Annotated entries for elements
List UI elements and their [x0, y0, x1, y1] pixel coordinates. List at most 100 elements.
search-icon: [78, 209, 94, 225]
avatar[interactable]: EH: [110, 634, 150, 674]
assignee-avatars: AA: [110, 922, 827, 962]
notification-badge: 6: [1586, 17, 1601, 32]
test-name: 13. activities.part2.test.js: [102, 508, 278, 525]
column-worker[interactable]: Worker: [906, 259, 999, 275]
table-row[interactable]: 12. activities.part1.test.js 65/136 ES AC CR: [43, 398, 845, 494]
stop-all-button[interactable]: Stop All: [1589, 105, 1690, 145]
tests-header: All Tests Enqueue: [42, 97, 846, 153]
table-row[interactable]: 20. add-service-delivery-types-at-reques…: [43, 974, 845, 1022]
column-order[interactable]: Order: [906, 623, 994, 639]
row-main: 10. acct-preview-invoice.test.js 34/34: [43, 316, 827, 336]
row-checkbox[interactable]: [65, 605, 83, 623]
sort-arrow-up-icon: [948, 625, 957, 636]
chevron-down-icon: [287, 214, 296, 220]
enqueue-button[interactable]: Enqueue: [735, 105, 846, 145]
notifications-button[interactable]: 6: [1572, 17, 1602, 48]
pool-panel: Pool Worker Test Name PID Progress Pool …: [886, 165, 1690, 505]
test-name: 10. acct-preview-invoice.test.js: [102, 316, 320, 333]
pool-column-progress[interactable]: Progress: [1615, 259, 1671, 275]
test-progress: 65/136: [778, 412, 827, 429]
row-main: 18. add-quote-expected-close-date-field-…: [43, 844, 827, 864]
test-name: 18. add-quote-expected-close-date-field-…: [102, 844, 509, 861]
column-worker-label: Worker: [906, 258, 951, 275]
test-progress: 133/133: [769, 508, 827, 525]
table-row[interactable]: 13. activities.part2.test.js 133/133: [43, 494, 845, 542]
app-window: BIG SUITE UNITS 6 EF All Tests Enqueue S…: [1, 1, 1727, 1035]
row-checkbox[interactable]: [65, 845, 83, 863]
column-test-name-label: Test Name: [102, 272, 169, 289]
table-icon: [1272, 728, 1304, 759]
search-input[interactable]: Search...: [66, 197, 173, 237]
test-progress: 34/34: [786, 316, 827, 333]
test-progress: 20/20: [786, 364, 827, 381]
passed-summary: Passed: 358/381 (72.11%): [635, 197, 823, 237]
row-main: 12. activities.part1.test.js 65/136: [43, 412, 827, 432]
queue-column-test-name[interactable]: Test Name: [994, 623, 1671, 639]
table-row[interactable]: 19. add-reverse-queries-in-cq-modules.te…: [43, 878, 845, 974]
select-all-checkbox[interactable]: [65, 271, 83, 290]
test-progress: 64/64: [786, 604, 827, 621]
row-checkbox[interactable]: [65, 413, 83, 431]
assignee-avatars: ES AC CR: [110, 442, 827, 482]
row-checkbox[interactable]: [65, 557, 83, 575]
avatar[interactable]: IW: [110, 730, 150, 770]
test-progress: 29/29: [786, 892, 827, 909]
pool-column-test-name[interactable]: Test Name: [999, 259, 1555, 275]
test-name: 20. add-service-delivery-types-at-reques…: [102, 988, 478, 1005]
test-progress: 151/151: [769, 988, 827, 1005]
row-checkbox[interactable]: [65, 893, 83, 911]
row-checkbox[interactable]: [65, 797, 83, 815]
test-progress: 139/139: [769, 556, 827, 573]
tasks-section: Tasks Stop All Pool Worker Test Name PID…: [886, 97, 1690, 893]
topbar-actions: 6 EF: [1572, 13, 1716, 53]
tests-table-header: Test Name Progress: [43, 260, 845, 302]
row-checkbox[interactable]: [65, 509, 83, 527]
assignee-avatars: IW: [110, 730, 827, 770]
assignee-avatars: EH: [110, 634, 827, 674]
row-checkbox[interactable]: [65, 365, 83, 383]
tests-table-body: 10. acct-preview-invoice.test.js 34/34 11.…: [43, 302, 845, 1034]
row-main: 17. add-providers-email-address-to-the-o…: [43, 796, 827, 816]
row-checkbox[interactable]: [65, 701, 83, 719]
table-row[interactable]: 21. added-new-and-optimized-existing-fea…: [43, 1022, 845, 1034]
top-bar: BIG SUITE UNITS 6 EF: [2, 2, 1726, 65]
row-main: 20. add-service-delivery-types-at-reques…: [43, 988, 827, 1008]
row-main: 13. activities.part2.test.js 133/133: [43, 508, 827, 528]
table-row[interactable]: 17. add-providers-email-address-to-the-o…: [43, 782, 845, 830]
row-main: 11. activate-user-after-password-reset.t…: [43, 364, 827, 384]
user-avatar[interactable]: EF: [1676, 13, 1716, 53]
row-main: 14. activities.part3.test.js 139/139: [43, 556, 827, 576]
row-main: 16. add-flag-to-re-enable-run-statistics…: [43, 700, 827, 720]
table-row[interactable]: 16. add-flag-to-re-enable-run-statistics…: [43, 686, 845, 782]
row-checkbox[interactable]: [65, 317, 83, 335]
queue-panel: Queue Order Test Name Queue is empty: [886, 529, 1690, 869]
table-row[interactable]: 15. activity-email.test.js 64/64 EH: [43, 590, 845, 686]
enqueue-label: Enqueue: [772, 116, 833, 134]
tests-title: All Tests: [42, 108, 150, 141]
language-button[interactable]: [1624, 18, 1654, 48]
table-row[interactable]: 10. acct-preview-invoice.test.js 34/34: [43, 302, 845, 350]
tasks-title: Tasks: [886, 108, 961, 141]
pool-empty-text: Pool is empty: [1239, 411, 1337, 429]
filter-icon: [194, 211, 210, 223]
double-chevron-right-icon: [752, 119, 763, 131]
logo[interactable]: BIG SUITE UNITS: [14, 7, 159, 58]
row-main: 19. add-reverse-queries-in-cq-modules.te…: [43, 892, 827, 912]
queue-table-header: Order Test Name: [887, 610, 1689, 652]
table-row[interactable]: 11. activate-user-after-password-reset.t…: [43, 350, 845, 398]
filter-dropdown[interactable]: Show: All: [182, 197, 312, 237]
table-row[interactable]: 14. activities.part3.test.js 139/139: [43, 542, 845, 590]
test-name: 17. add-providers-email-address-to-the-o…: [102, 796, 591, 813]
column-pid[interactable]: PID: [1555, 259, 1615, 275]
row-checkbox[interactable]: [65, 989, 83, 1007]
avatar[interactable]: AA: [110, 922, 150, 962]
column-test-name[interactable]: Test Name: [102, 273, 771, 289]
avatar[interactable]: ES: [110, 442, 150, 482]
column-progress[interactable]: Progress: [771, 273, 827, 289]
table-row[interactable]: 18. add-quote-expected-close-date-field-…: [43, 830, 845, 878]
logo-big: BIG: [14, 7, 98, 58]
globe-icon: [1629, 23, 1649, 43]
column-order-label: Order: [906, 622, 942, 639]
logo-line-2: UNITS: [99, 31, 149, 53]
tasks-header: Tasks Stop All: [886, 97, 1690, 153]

WORK INSTRUCTIONS
Reproduce every one of the lines above verbatim, keeping their order.

ANSWER FOR THIS EXERCISE
List UI elements and their [x0, y0, x1, y1] pixel coordinates. List at most 100 elements.
search-icon: [78, 209, 94, 225]
avatar[interactable]: EH: [110, 634, 150, 674]
assignee-avatars: AA: [110, 922, 827, 962]
notification-badge: 6: [1586, 17, 1601, 32]
test-name: 13. activities.part2.test.js: [102, 508, 278, 525]
column-worker[interactable]: Worker: [906, 259, 999, 275]
table-row[interactable]: 12. activities.part1.test.js 65/136 ES AC CR: [43, 398, 845, 494]
stop-all-button[interactable]: Stop All: [1589, 105, 1690, 145]
tests-header: All Tests Enqueue: [42, 97, 846, 153]
table-row[interactable]: 20. add-service-delivery-types-at-reques…: [43, 974, 845, 1022]
column-order[interactable]: Order: [906, 623, 994, 639]
row-main: 10. acct-preview-invoice.test.js 34/34: [43, 316, 827, 336]
row-checkbox[interactable]: [65, 605, 83, 623]
sort-arrow-up-icon: [948, 625, 957, 636]
chevron-down-icon: [287, 214, 296, 220]
enqueue-button[interactable]: Enqueue: [735, 105, 846, 145]
notifications-button[interactable]: 6: [1572, 17, 1602, 48]
pool-panel: Pool Worker Test Name PID Progress Pool …: [886, 165, 1690, 505]
test-name: 10. acct-preview-invoice.test.js: [102, 316, 320, 333]
pool-column-progress[interactable]: Progress: [1615, 259, 1671, 275]
test-progress: 65/136: [778, 412, 827, 429]
row-main: 18. add-quote-expected-close-date-field-…: [43, 844, 827, 864]
test-name: 18. add-quote-expected-close-date-field-…: [102, 844, 509, 861]
column-worker-label: Worker: [906, 258, 951, 275]
test-progress: 133/133: [769, 508, 827, 525]
table-row[interactable]: 13. activities.part2.test.js 133/133: [43, 494, 845, 542]
app-window: BIG SUITE UNITS 6 EF All Tests Enqueue S…: [1, 1, 1727, 1035]
row-checkbox[interactable]: [65, 845, 83, 863]
column-test-name-label: Test Name: [102, 272, 169, 289]
table-icon: [1272, 728, 1304, 759]
search-input[interactable]: Search...: [66, 197, 173, 237]
test-progress: 34/34: [786, 316, 827, 333]
test-progress: 20/20: [786, 364, 827, 381]
passed-summary: Passed: 358/381 (72.11%): [635, 197, 823, 237]
row-main: 12. activities.part1.test.js 65/136: [43, 412, 827, 432]
queue-column-test-name[interactable]: Test Name: [994, 623, 1671, 639]
table-row[interactable]: 19. add-reverse-queries-in-cq-modules.te…: [43, 878, 845, 974]
select-all-checkbox[interactable]: [65, 271, 83, 290]
test-progress: 64/64: [786, 604, 827, 621]
row-checkbox[interactable]: [65, 413, 83, 431]
assignee-avatars: ES AC CR: [110, 442, 827, 482]
row-checkbox[interactable]: [65, 557, 83, 575]
avatar[interactable]: IW: [110, 730, 150, 770]
test-progress: 29/29: [786, 892, 827, 909]
pool-column-test-name[interactable]: Test Name: [999, 259, 1555, 275]
test-name: 20. add-service-delivery-types-at-reques…: [102, 988, 478, 1005]
test-progress: 151/151: [769, 988, 827, 1005]
row-checkbox[interactable]: [65, 893, 83, 911]
row-checkbox[interactable]: [65, 797, 83, 815]
test-progress: 139/139: [769, 556, 827, 573]
tasks-section: Tasks Stop All Pool Worker Test Name PID…: [886, 97, 1690, 893]
topbar-actions: 6 EF: [1572, 13, 1716, 53]
tests-table-header: Test Name Progress: [43, 260, 845, 302]
row-checkbox[interactable]: [65, 509, 83, 527]
assignee-avatars: IW: [110, 730, 827, 770]
assignee-avatars: EH: [110, 634, 827, 674]
row-checkbox[interactable]: [65, 365, 83, 383]
tests-table-body: 10. acct-preview-invoice.test.js 34/34 11.…: [43, 302, 845, 1034]
row-main: 17. add-providers-email-address-to-the-o…: [43, 796, 827, 816]
row-checkbox[interactable]: [65, 701, 83, 719]
table-row[interactable]: 21. added-new-and-optimized-existing-fea…: [43, 1022, 845, 1034]
top-bar: BIG SUITE UNITS 6 EF: [2, 2, 1726, 65]
row-main: 20. add-service-delivery-types-at-reques…: [43, 988, 827, 1008]
row-main: 13. activities.part2.test.js 133/133: [43, 508, 827, 528]
table-row[interactable]: 17. add-providers-email-address-to-the-o…: [43, 782, 845, 830]
row-main: 11. activate-user-after-password-reset.t…: [43, 364, 827, 384]
user-avatar[interactable]: EF: [1676, 13, 1716, 53]
row-main: 14. activities.part3.test.js 139/139: [43, 556, 827, 576]
row-main: 16. add-flag-to-re-enable-run-statistics…: [43, 700, 827, 720]
table-row[interactable]: 16. add-flag-to-re-enable-run-statistics…: [43, 686, 845, 782]
row-checkbox[interactable]: [65, 317, 83, 335]
queue-panel: Queue Order Test Name Queue is empty: [886, 529, 1690, 869]
table-row[interactable]: 15. activity-email.test.js 64/64 EH: [43, 590, 845, 686]
enqueue-label: Enqueue: [772, 116, 833, 134]
tests-title: All Tests: [42, 108, 150, 141]
language-button[interactable]: [1624, 18, 1654, 48]
table-row[interactable]: 10. acct-preview-invoice.test.js 34/34: [43, 302, 845, 350]
tasks-title: Tasks: [886, 108, 961, 141]
pool-empty-text: Pool is empty: [1239, 411, 1337, 429]
filter-icon: [194, 211, 210, 223]
double-chevron-right-icon: [752, 119, 763, 131]
logo[interactable]: BIG SUITE UNITS: [14, 7, 159, 58]
row-main: 19. add-reverse-queries-in-cq-modules.te…: [43, 892, 827, 912]
queue-table-header: Order Test Name: [887, 610, 1689, 652]
table-row[interactable]: 11. activate-user-after-password-reset.t…: [43, 350, 845, 398]
filter-dropdown[interactable]: Show: All: [182, 197, 312, 237]
table-row[interactable]: 14. activities.part3.test.js 139/139: [43, 542, 845, 590]
test-name: 17. add-providers-email-address-to-the-o…: [102, 796, 591, 813]
column-pid[interactable]: PID: [1555, 259, 1615, 275]
row-checkbox[interactable]: [65, 989, 83, 1007]
avatar[interactable]: AA: [110, 922, 150, 962]
column-test-name[interactable]: Test Name: [102, 273, 771, 289]
avatar[interactable]: ES: [110, 442, 150, 482]
column-progress[interactable]: Progress: [771, 273, 827, 289]
table-row[interactable]: 18. add-quote-expected-close-date-field-…: [43, 830, 845, 878]
logo-big: BIG: [14, 7, 98, 58]
globe-icon: [1629, 23, 1649, 43]
column-order-label: Order: [906, 622, 942, 639]
logo-line-2: UNITS: [99, 31, 149, 53]
tasks-header: Tasks Stop All: [886, 97, 1690, 153]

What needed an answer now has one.